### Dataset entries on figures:
※

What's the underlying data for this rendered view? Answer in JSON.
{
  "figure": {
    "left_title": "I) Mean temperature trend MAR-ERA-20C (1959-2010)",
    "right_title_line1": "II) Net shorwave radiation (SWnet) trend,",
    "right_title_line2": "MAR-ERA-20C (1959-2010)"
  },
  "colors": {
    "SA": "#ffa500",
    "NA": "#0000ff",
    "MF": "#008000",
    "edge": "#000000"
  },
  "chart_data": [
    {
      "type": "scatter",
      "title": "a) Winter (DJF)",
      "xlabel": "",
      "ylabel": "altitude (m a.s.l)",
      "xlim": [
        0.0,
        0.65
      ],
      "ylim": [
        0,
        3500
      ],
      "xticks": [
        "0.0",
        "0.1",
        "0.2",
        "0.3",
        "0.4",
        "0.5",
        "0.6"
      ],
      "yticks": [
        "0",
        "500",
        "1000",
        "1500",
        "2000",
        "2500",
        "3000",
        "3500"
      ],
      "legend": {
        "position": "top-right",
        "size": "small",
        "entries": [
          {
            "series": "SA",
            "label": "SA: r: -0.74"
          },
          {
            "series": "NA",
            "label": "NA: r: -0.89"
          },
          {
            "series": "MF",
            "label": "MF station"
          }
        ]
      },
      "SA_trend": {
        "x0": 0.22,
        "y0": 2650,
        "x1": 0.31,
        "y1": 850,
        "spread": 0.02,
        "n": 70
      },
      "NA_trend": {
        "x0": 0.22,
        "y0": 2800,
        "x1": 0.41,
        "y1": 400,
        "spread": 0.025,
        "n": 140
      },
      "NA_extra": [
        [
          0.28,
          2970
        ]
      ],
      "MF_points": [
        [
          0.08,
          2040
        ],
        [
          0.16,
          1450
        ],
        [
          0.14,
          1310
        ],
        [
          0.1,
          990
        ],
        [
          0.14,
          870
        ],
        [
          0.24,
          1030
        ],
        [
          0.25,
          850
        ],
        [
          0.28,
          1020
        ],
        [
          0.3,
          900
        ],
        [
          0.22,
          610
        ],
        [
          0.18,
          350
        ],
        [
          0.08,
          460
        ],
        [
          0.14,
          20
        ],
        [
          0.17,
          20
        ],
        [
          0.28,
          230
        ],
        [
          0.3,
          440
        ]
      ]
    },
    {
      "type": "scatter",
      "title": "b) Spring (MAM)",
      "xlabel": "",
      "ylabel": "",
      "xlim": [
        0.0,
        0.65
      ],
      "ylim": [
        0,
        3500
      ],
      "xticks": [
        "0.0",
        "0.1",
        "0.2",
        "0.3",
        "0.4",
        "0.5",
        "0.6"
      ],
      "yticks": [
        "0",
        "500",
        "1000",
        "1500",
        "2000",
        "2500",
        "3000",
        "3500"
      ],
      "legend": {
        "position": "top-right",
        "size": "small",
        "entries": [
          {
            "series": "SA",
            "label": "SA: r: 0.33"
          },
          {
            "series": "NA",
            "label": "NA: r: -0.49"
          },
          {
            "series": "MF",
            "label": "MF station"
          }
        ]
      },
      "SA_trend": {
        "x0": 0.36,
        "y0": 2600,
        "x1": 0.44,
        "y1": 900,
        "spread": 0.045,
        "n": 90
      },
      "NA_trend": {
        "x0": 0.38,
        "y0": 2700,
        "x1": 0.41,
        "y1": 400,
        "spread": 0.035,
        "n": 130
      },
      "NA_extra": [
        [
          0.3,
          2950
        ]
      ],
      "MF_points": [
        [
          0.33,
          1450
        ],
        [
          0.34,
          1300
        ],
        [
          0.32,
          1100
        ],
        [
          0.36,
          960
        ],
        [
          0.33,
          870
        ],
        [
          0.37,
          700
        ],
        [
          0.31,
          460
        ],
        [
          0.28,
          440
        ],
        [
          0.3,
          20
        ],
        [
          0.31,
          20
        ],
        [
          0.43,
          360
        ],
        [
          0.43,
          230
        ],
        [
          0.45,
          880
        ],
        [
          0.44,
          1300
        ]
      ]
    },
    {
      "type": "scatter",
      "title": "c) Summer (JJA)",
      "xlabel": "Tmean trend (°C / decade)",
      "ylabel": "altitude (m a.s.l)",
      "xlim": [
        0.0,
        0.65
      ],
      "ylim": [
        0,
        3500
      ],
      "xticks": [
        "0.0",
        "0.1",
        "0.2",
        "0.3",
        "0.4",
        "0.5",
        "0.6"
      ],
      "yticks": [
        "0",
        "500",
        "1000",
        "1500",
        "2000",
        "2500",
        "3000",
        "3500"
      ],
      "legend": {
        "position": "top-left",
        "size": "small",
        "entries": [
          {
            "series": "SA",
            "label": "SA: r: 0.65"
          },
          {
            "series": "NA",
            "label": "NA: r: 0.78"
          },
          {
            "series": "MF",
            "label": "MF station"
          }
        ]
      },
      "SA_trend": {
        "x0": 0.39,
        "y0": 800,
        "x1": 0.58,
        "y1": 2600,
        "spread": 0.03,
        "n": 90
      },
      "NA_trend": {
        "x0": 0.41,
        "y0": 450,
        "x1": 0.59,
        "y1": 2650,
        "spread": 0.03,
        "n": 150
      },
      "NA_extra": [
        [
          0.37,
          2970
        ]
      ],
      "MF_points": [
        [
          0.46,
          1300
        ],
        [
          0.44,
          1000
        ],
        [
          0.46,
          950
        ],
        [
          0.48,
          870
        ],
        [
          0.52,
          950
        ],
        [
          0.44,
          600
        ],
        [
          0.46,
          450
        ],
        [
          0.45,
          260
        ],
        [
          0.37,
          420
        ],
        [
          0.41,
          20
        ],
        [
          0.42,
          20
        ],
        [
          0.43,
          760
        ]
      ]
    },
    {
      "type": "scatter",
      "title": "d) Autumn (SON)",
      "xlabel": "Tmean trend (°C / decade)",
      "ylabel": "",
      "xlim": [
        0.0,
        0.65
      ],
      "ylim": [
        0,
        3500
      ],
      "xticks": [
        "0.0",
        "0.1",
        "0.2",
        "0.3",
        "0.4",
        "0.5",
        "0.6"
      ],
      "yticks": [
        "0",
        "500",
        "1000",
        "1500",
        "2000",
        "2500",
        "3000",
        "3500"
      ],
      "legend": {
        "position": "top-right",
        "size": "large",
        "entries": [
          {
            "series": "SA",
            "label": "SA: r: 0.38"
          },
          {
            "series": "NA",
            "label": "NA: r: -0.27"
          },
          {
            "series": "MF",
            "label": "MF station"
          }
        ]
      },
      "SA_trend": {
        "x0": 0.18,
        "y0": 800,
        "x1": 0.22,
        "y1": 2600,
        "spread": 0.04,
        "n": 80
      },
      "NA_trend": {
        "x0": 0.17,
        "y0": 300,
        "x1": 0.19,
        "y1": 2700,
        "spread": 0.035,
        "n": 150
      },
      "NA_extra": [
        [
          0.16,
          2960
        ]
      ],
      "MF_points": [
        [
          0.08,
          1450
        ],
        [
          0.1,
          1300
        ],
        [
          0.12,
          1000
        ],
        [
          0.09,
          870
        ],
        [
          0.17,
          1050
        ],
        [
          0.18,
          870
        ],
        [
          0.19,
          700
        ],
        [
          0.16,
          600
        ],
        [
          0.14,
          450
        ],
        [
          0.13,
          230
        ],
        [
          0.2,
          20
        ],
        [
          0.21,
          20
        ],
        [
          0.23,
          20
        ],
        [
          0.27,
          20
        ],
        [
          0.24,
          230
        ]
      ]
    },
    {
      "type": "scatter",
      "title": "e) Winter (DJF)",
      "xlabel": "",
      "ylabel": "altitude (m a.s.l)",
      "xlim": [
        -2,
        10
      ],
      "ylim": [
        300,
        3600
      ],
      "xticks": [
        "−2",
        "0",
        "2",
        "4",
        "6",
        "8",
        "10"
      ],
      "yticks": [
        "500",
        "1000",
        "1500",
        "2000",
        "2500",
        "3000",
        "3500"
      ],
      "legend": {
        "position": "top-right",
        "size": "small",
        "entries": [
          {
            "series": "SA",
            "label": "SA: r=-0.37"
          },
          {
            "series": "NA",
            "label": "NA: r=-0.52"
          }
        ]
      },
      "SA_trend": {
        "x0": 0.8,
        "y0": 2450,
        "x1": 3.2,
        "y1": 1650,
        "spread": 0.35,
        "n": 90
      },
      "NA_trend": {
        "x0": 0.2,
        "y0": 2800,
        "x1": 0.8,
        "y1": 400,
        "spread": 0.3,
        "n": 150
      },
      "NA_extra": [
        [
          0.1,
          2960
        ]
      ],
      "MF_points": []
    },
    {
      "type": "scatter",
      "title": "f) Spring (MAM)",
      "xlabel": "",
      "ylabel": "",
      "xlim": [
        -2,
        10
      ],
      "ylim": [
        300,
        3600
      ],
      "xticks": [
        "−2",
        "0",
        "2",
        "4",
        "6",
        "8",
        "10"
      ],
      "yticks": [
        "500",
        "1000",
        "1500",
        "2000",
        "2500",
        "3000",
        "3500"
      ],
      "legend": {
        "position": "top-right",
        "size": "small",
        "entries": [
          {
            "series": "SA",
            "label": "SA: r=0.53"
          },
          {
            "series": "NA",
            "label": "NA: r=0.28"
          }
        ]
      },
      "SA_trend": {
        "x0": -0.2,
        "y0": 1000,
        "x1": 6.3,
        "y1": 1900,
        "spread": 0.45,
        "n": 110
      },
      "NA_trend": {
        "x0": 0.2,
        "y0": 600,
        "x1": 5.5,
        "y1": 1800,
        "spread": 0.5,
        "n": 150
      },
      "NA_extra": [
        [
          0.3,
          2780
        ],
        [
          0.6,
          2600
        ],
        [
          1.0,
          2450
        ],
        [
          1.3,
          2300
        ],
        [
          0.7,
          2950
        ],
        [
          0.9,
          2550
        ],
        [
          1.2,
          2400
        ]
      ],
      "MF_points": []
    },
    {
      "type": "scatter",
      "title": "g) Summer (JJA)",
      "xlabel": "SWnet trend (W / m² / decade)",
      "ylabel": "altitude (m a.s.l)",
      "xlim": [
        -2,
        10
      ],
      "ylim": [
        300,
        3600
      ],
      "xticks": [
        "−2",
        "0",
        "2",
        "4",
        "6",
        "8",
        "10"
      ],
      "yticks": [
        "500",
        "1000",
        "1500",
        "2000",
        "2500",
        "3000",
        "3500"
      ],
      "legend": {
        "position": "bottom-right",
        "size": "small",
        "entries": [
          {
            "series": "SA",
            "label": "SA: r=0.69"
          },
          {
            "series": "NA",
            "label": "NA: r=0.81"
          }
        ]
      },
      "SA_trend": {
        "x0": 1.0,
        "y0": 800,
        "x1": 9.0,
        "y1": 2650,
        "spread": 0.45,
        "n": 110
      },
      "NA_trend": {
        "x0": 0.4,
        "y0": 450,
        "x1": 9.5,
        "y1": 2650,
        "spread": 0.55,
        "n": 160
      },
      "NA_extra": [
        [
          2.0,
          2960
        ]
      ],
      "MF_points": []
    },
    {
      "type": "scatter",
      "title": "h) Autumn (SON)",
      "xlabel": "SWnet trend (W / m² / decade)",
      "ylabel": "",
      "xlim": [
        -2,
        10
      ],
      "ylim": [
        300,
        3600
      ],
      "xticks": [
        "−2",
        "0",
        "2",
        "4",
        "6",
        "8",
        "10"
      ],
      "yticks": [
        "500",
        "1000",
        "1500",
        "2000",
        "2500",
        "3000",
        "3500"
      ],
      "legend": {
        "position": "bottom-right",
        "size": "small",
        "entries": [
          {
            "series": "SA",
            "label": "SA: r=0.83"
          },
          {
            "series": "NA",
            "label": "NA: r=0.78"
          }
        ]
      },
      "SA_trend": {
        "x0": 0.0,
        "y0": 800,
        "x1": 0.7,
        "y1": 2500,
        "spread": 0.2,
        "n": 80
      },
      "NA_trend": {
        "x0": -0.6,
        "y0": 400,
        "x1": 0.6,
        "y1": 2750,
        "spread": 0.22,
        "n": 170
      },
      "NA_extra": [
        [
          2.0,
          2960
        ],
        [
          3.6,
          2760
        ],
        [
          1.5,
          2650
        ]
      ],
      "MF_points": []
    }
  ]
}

※

List each line in the listing that contains the string "Summer".

### RESPONSE TO THIS EXERCISE:
      "title": "c) Summer (JJA)",
      "title": "g) Summer (JJA)",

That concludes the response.